» CHALLENGE
Copy every record word for word.

» INPUT
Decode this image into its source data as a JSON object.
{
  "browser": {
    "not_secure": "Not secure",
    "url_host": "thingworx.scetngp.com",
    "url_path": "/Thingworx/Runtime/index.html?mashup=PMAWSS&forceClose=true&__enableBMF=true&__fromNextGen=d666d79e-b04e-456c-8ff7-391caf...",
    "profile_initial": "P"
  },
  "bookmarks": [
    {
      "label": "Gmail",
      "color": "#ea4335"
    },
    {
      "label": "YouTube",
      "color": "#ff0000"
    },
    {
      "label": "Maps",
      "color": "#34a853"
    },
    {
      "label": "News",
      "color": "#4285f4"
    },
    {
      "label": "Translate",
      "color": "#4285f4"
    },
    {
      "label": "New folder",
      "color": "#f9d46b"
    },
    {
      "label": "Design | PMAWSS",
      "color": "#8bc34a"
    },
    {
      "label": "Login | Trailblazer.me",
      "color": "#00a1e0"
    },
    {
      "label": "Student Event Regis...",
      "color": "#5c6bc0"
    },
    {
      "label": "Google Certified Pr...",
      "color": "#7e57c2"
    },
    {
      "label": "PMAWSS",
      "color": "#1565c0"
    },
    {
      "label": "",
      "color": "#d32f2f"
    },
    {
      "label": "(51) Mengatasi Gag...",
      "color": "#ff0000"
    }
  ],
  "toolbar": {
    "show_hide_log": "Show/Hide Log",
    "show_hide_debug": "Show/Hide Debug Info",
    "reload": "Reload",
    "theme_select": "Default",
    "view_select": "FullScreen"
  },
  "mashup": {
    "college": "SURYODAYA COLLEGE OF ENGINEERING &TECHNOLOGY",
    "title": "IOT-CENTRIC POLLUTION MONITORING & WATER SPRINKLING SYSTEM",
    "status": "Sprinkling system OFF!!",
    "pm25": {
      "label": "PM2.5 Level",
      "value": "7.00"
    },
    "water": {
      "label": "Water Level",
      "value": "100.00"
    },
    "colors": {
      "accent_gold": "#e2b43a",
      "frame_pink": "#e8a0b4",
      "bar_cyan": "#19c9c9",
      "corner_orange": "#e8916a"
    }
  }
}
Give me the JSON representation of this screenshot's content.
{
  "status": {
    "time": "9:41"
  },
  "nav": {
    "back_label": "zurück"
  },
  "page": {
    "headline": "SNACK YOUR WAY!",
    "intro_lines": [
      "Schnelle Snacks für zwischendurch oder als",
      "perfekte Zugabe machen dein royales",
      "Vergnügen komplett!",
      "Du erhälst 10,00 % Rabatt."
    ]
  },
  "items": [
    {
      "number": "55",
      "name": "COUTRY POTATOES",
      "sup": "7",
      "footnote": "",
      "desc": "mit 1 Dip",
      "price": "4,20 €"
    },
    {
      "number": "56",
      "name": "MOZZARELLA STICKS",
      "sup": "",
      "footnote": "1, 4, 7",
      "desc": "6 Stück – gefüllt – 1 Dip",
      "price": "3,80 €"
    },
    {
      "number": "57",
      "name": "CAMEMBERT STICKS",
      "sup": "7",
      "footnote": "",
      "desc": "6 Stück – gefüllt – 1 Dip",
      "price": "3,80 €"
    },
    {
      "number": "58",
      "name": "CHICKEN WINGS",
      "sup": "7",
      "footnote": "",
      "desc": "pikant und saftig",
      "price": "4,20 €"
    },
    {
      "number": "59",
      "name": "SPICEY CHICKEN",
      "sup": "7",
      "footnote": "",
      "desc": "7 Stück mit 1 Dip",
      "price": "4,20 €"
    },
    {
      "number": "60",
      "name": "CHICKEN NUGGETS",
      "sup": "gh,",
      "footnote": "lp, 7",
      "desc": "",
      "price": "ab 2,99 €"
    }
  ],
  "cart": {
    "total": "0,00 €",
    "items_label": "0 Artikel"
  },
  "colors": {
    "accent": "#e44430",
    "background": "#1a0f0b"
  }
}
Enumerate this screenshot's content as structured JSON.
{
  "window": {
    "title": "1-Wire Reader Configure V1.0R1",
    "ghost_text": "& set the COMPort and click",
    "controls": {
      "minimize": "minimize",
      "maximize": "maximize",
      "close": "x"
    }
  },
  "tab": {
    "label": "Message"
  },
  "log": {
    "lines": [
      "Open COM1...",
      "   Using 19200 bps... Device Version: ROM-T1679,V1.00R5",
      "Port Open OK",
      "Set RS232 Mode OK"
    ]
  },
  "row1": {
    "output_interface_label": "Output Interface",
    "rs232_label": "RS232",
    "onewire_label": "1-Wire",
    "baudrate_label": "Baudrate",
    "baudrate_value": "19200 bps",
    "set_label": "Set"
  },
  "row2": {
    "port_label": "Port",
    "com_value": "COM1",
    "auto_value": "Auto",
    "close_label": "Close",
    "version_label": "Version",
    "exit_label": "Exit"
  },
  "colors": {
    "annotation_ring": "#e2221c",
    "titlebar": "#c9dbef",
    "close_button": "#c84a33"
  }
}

» PROBLEM SOLUTION
Decode this image into its source data as a JSON object.
{
  "browser": {
    "not_secure": "Not secure",
    "url_host": "thingworx.scetngp.com",
    "url_path": "/Thingworx/Runtime/index.html?mashup=PMAWSS&forceClose=true&__enableBMF=true&__fromNextGen=d666d79e-b04e-456c-8ff7-391caf...",
    "profile_initial": "P"
  },
  "bookmarks": [
    {
      "label": "Gmail",
      "color": "#ea4335"
    },
    {
      "label": "YouTube",
      "color": "#ff0000"
    },
    {
      "label": "Maps",
      "color": "#34a853"
    },
    {
      "label": "News",
      "color": "#4285f4"
    },
    {
      "label": "Translate",
      "color": "#4285f4"
    },
    {
      "label": "New folder",
      "color": "#f9d46b"
    },
    {
      "label": "Design | PMAWSS",
      "color": "#8bc34a"
    },
    {
      "label": "Login | Trailblazer.me",
      "color": "#00a1e0"
    },
    {
      "label": "Student Event Regis...",
      "color": "#5c6bc0"
    },
    {
      "label": "Google Certified Pr...",
      "color": "#7e57c2"
    },
    {
      "label": "PMAWSS",
      "color": "#1565c0"
    },
    {
      "label": "",
      "color": "#d32f2f"
    },
    {
      "label": "(51) Mengatasi Gag...",
      "color": "#ff0000"
    }
  ],
  "toolbar": {
    "show_hide_log": "Show/Hide Log",
    "show_hide_debug": "Show/Hide Debug Info",
    "reload": "Reload",
    "theme_select": "Default",
    "view_select": "FullScreen"
  },
  "mashup": {
    "college": "SURYODAYA COLLEGE OF ENGINEERING &TECHNOLOGY",
    "title": "IOT-CENTRIC POLLUTION MONITORING & WATER SPRINKLING SYSTEM",
    "status": "Sprinkling system OFF!!",
    "pm25": {
      "label": "PM2.5 Level",
      "value": "7.00"
    },
    "water": {
      "label": "Water Level",
      "value": "100.00"
    },
    "colors": {
      "accent_gold": "#e2b43a",
      "frame_pink": "#e8a0b4",
      "bar_cyan": "#19c9c9",
      "corner_orange": "#e8916a"
    }
  }
}
Give me the JSON representation of this screenshot's content.
{
  "status": {
    "time": "9:41"
  },
  "nav": {
    "back_label": "zurück"
  },
  "page": {
    "headline": "SNACK YOUR WAY!",
    "intro_lines": [
      "Schnelle Snacks für zwischendurch oder als",
      "perfekte Zugabe machen dein royales",
      "Vergnügen komplett!",
      "Du erhälst 10,00 % Rabatt."
    ]
  },
  "items": [
    {
      "number": "55",
      "name": "COUTRY POTATOES",
      "sup": "7",
      "footnote": "",
      "desc": "mit 1 Dip",
      "price": "4,20 €"
    },
    {
      "number": "56",
      "name": "MOZZARELLA STICKS",
      "sup": "",
      "footnote": "1, 4, 7",
      "desc": "6 Stück – gefüllt – 1 Dip",
      "price": "3,80 €"
    },
    {
      "number": "57",
      "name": "CAMEMBERT STICKS",
      "sup": "7",
      "footnote": "",
      "desc": "6 Stück – gefüllt – 1 Dip",
      "price": "3,80 €"
    },
    {
      "number": "58",
      "name": "CHICKEN WINGS",
      "sup": "7",
      "footnote": "",
      "desc": "pikant und saftig",
      "price": "4,20 €"
    },
    {
      "number": "59",
      "name": "SPICEY CHICKEN",
      "sup": "7",
      "footnote": "",
      "desc": "7 Stück mit 1 Dip",
      "price": "4,20 €"
    },
    {
      "number": "60",
      "name": "CHICKEN NUGGETS",
      "sup": "gh,",
      "footnote": "lp, 7",
      "desc": "",
      "price": "ab 2,99 €"
    }
  ],
  "cart": {
    "total": "0,00 €",
    "items_label": "0 Artikel"
  },
  "colors": {
    "accent": "#e44430",
    "background": "#1a0f0b"
  }
}
Enumerate this screenshot's content as structured JSON.
{
  "window": {
    "title": "1-Wire Reader Configure V1.0R1",
    "ghost_text": "& set the COMPort and click",
    "controls": {
      "minimize": "minimize",
      "maximize": "maximize",
      "close": "x"
    }
  },
  "tab": {
    "label": "Message"
  },
  "log": {
    "lines": [
      "Open COM1...",
      "   Using 19200 bps... Device Version: ROM-T1679,V1.00R5",
      "Port Open OK",
      "Set RS232 Mode OK"
    ]
  },
  "row1": {
    "output_interface_label": "Output Interface",
    "rs232_label": "RS232",
    "onewire_label": "1-Wire",
    "baudrate_label": "Baudrate",
    "baudrate_value": "19200 bps",
    "set_label": "Set"
  },
  "row2": {
    "port_label": "Port",
    "com_value": "COM1",
    "auto_value": "Auto",
    "close_label": "Close",
    "version_label": "Version",
    "exit_label": "Exit"
  },
  "colors": {
    "annotation_ring": "#e2221c",
    "titlebar": "#c9dbef",
    "close_button": "#c84a33"
  }
}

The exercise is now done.